▶ [Problem statement]:
Report each line of the data that includes the word "極樂世界".
** Begin Raw data **
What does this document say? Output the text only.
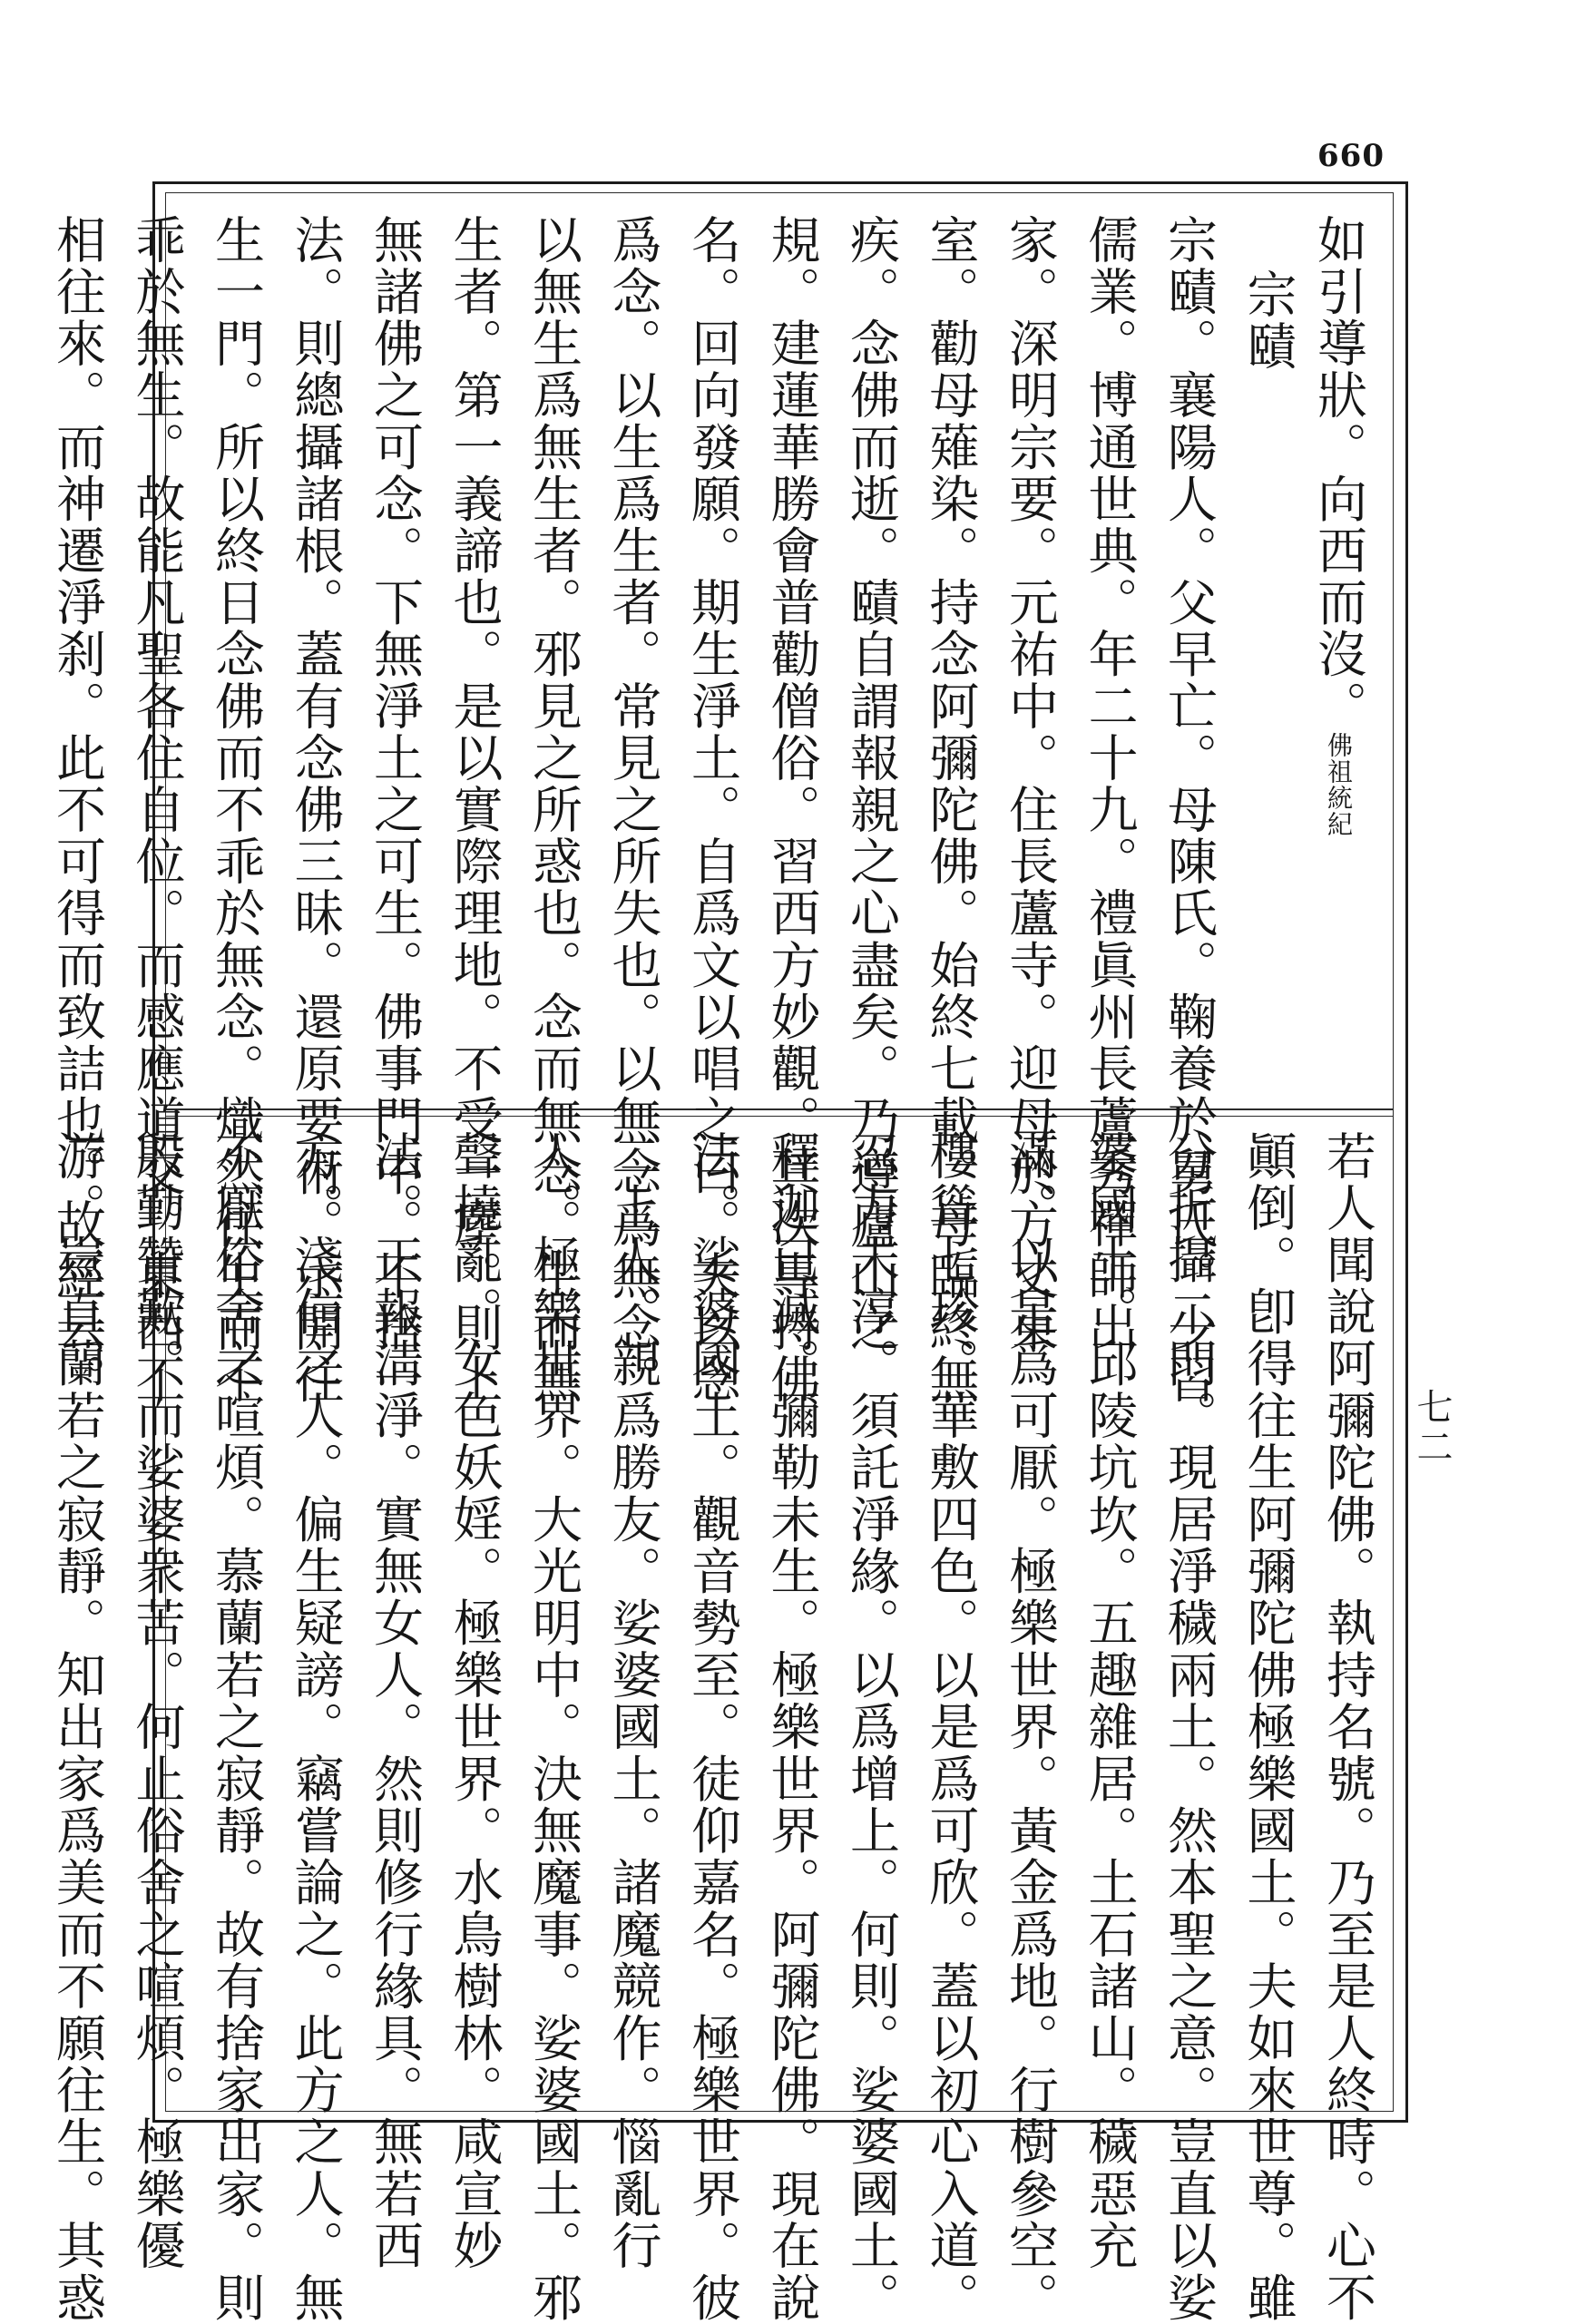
660
如引導狀。向西而沒。佛祖統紀
宗賾
宗賾。襄陽人。父早亡。母陳氏。鞠養於舅氏。少習
儒業。博通世典。年二十九。禮眞州長蘆秀禪師出
家。深明宗要。元祐中。住長蘆寺。迎母於方丈東
室。勸母薙染。持念阿彌陀佛。始終七載。母臨終無
疾。念佛而逝。賾自謂報親之心盡矣。乃遵廬山之
規。建蓮華勝會普勸僧俗。習西方妙觀。其次專持佛
名。回向發願。期生淨土。自爲文以唱之曰。夫以念
爲念。以生爲生者。常見之所失也。以無念爲無念。
以無生爲無生者。邪見之所惑也。念而無念。生而無
生者。第一義諦也。是以實際理地。不受一塵。則上
無諸佛之可念。下無淨土之可生。佛事門中。不捨一
法。則總攝諸根。蓋有念佛三昧。還原要術。示開往
生一門。所以終日念佛而不乖於無念。熾然往生而不
乖於無生。故能凡聖各住自位。而感應道交。東西不
相往來。而神遷淨刹。此不可得而致詰也。故經云。
若人聞說阿彌陀佛。執持名號。乃至是人終時。心不
顚倒。卽得往生阿彌陀佛極樂國土。夫如來世尊。雖
分折攝二門。現居淨穢兩土。然本聖之意。豈直以娑
婆國土。邱陵坑坎。五趣雜居。土石諸山。穢惡充
滿。以是爲可厭。極樂世界。黃金爲地。行樹參空。
樓聳七珍。華敷四色。以是爲可欣。蓋以初心入道。
忍力未淳。須託淨緣。以爲增上。何則。娑婆國土。
釋迦已滅。彌勒未生。極樂世界。阿彌陀佛。現在說
法。娑婆國土。觀音勢至。徒仰嘉名。極樂世界。彼
二上人。親爲勝友。娑婆國土。諸魔競作。惱亂行
人。極樂世界。大光明中。決無魔事。娑婆國土。邪
聲撓亂。女色妖婬。極樂世界。水鳥樹林。咸宣妙
法。正報淸淨。實無女人。然則修行緣具。無若西
方。淺信之人。偏生疑謗。竊嘗論之。此方之人。無
不厭俗舍之喧煩。慕蘭若之寂靜。故有捨家出家。則
殷勤贊歎。而娑婆衆苦。何止俗舍之喧煩。極樂優
游。豈直蘭若之寂靜。知出家爲美而不願往生。其惑	七二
** End Raw data **
▶ [Task result]:
滿。以是爲可厭。極樂世界。黃金爲地。行樹參空。
釋迦已滅。彌勒未生。極樂世界。阿彌陀佛。現在說
法。娑婆國土。觀音勢至。徒仰嘉名。極樂世界。彼
人。極樂世界。大光明中。決無魔事。娑婆國土。邪
聲撓亂。女色妖婬。極樂世界。水鳥樹林。咸宣妙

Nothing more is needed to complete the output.